Records to process
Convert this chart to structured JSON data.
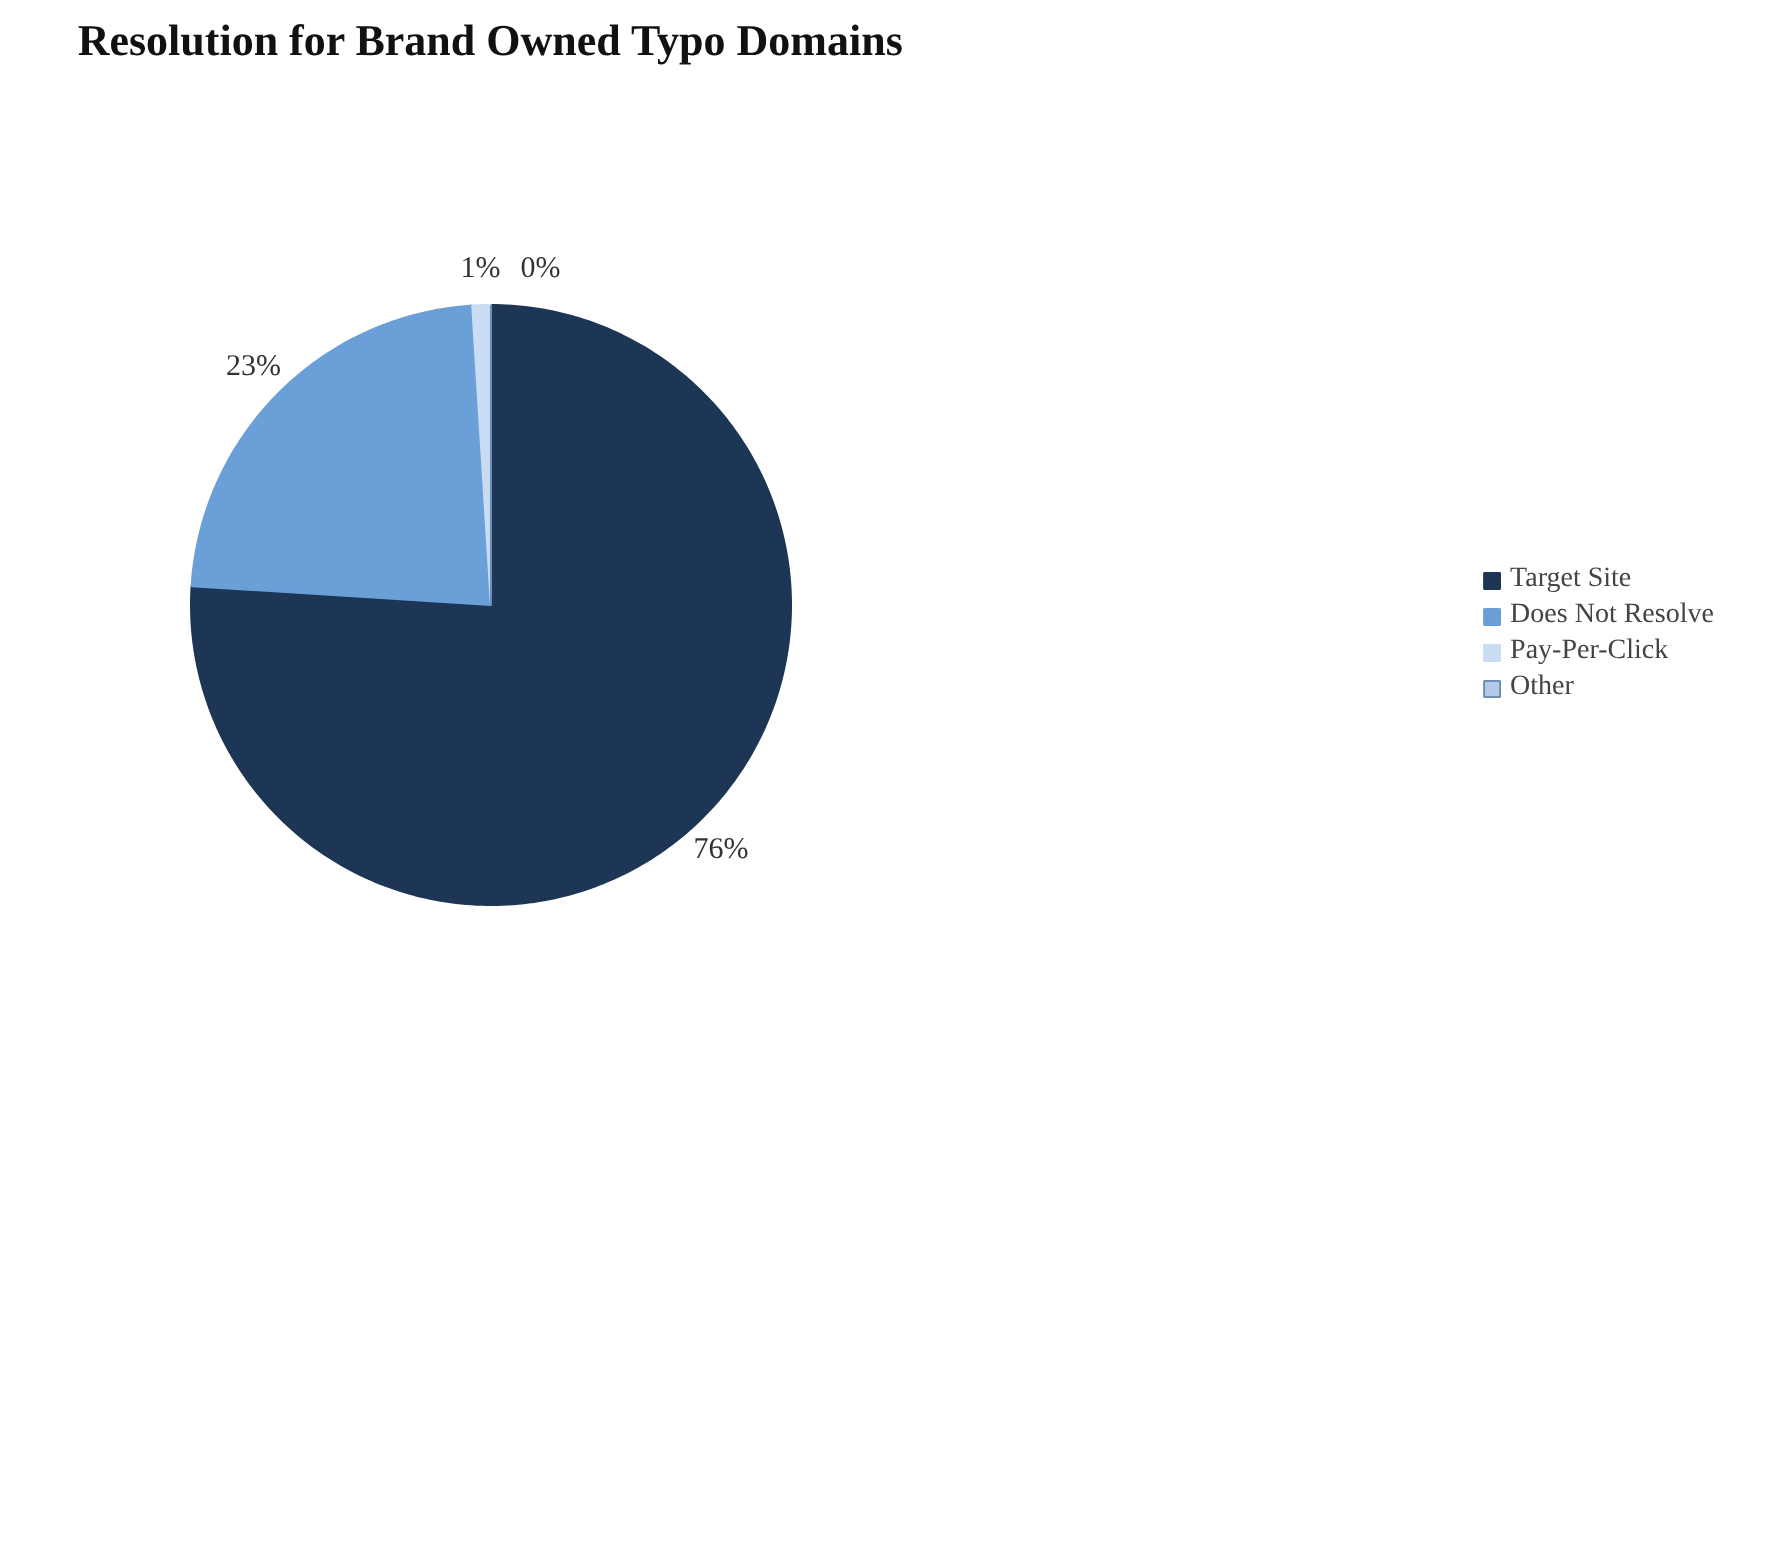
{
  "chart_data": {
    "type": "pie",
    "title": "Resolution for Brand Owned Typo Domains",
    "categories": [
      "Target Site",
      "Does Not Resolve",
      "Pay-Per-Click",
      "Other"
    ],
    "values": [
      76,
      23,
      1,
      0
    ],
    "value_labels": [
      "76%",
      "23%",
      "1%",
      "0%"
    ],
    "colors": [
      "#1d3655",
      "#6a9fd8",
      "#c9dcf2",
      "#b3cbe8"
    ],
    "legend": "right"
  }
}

Task objective
From the data above, write out everything exactly except the pictures.

Exercise solution
Convert this chart to structured JSON data.
{
  "chart_data": {
    "type": "pie",
    "title": "Resolution for Brand Owned Typo Domains",
    "categories": [
      "Target Site",
      "Does Not Resolve",
      "Pay-Per-Click",
      "Other"
    ],
    "values": [
      76,
      23,
      1,
      0
    ],
    "value_labels": [
      "76%",
      "23%",
      "1%",
      "0%"
    ],
    "colors": [
      "#1d3655",
      "#6a9fd8",
      "#c9dcf2",
      "#b3cbe8"
    ],
    "legend": "right"
  }
}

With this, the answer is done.